───── RAW DATA ─────

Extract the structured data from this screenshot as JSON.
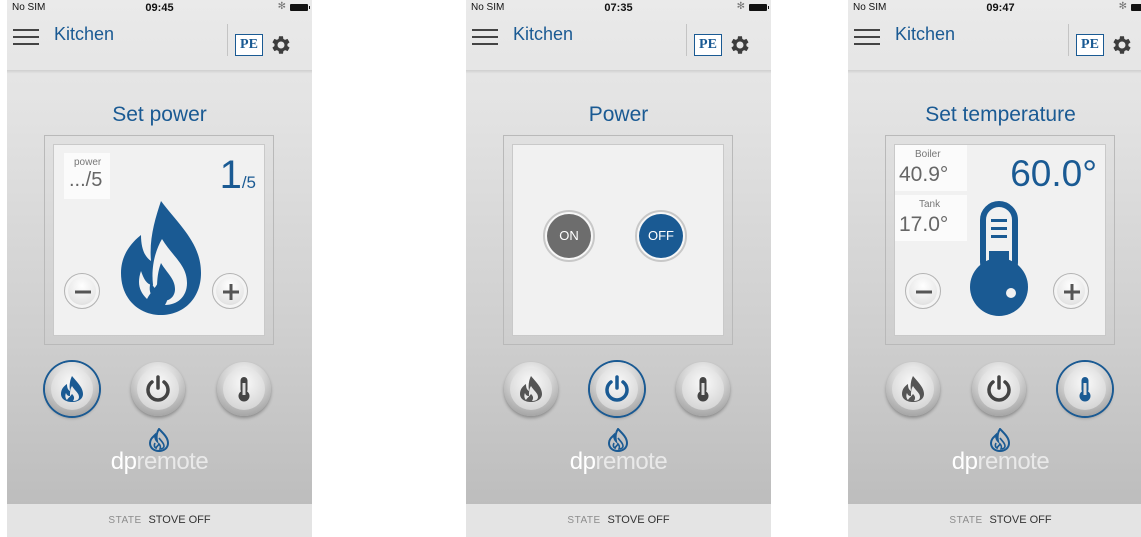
{
  "status": {
    "carrier": "No SIM",
    "bluetooth": "✻"
  },
  "screens": [
    {
      "time": "09:45",
      "nav": {
        "title": "Kitchen",
        "pe_label": "PE"
      },
      "panel_title": "Set power",
      "power_label": "power",
      "power_current": ".../5",
      "power_set": "1",
      "power_max": "/5",
      "state": {
        "label": "STATE",
        "value": "STOVE OFF"
      },
      "brand": {
        "part1": "dp",
        "part2": "remote"
      },
      "active_mode": "flame"
    },
    {
      "time": "07:35",
      "nav": {
        "title": "Kitchen",
        "pe_label": "PE"
      },
      "panel_title": "Power",
      "on_label": "ON",
      "off_label": "OFF",
      "state": {
        "label": "STATE",
        "value": "STOVE OFF"
      },
      "brand": {
        "part1": "dp",
        "part2": "remote"
      },
      "active_mode": "power"
    },
    {
      "time": "09:47",
      "nav": {
        "title": "Kitchen",
        "pe_label": "PE"
      },
      "panel_title": "Set temperature",
      "boiler_label": "Boiler",
      "boiler_value": "40.9°",
      "tank_label": "Tank",
      "tank_value": "17.0°",
      "temp_set": "60.0°",
      "state": {
        "label": "STATE",
        "value": "STOVE OFF"
      },
      "brand": {
        "part1": "dp",
        "part2": "remote"
      },
      "active_mode": "temperature"
    }
  ],
  "colors": {
    "accent": "#1a5a93",
    "off_button": "#1a5a93",
    "on_button": "#6d6d6d"
  }
}
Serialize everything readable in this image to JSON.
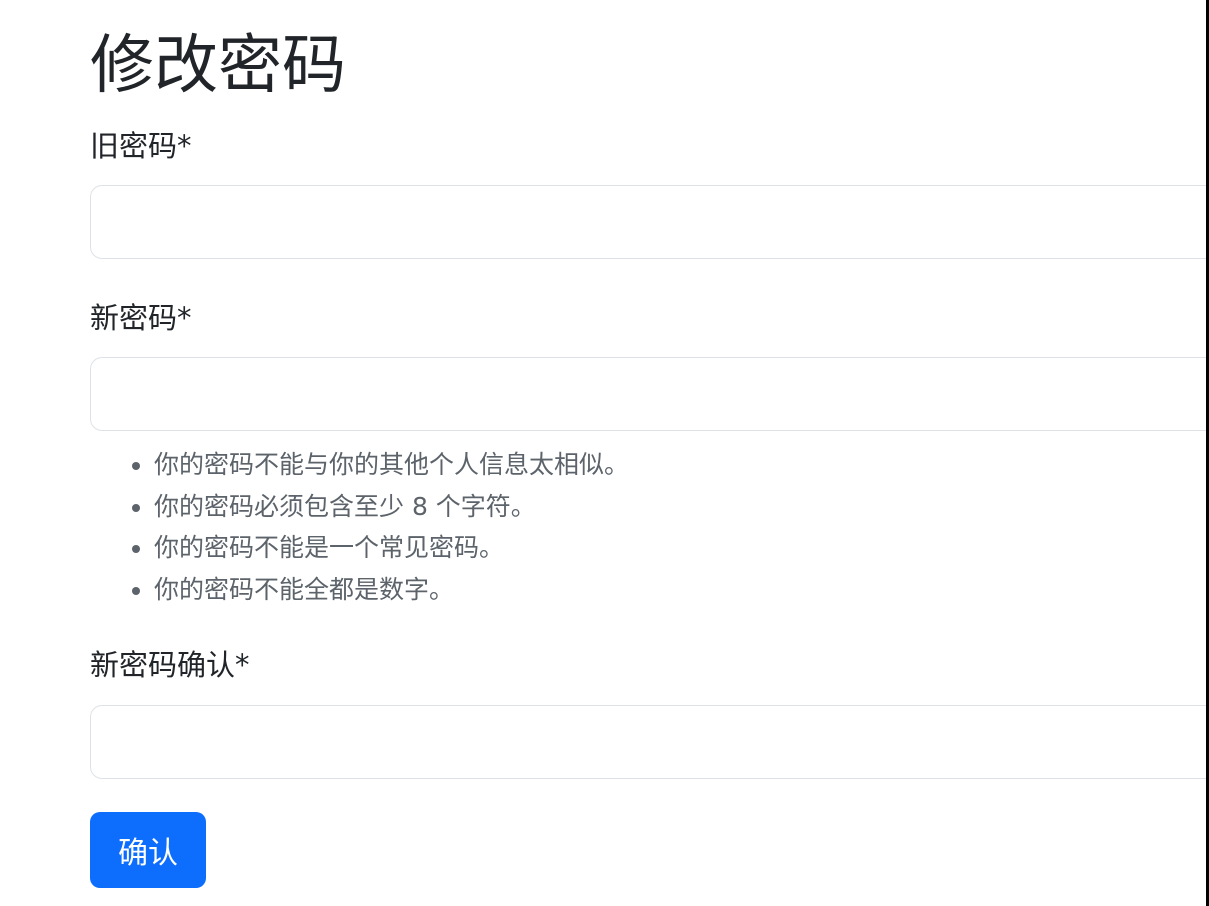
{
  "page_title": "修改密码",
  "fields": [
    {
      "label": "旧密码*",
      "value": ""
    },
    {
      "label": "新密码*",
      "value": ""
    },
    {
      "label": "新密码确认*",
      "value": ""
    }
  ],
  "help_items": [
    "你的密码不能与你的其他个人信息太相似。",
    "你的密码必须包含至少 8 个字符。",
    "你的密码不能是一个常见密码。",
    "你的密码不能全都是数字。"
  ],
  "submit_label": "确认",
  "colors": {
    "primary": "#0d6efd"
  }
}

─────

WORK TO BE COMPLETED
Copy all of the entries verbatim, leaving out any pictures they contain.

FULL ANSWER
Extract the structured data from this screenshot as JSON.
{
  "status": {
    "carrier": "No SIM",
    "bluetooth": "✻"
  },
  "screens": [
    {
      "time": "09:45",
      "nav": {
        "title": "Kitchen",
        "pe_label": "PE"
      },
      "panel_title": "Set power",
      "power_label": "power",
      "power_current": ".../5",
      "power_set": "1",
      "power_max": "/5",
      "state": {
        "label": "STATE",
        "value": "STOVE OFF"
      },
      "brand": {
        "part1": "dp",
        "part2": "remote"
      },
      "active_mode": "flame"
    },
    {
      "time": "07:35",
      "nav": {
        "title": "Kitchen",
        "pe_label": "PE"
      },
      "panel_title": "Power",
      "on_label": "ON",
      "off_label": "OFF",
      "state": {
        "label": "STATE",
        "value": "STOVE OFF"
      },
      "brand": {
        "part1": "dp",
        "part2": "remote"
      },
      "active_mode": "power"
    },
    {
      "time": "09:47",
      "nav": {
        "title": "Kitchen",
        "pe_label": "PE"
      },
      "panel_title": "Set temperature",
      "boiler_label": "Boiler",
      "boiler_value": "40.9°",
      "tank_label": "Tank",
      "tank_value": "17.0°",
      "temp_set": "60.0°",
      "state": {
        "label": "STATE",
        "value": "STOVE OFF"
      },
      "brand": {
        "part1": "dp",
        "part2": "remote"
      },
      "active_mode": "temperature"
    }
  ],
  "colors": {
    "accent": "#1a5a93",
    "off_button": "#1a5a93",
    "on_button": "#6d6d6d"
  }
}
Serialize everything readable in this image to JSON.
{
  "page_title": "修改密码",
  "fields": [
    {
      "label": "旧密码*",
      "value": ""
    },
    {
      "label": "新密码*",
      "value": ""
    },
    {
      "label": "新密码确认*",
      "value": ""
    }
  ],
  "help_items": [
    "你的密码不能与你的其他个人信息太相似。",
    "你的密码必须包含至少 8 个字符。",
    "你的密码不能是一个常见密码。",
    "你的密码不能全都是数字。"
  ],
  "submit_label": "确认",
  "colors": {
    "primary": "#0d6efd"
  }
}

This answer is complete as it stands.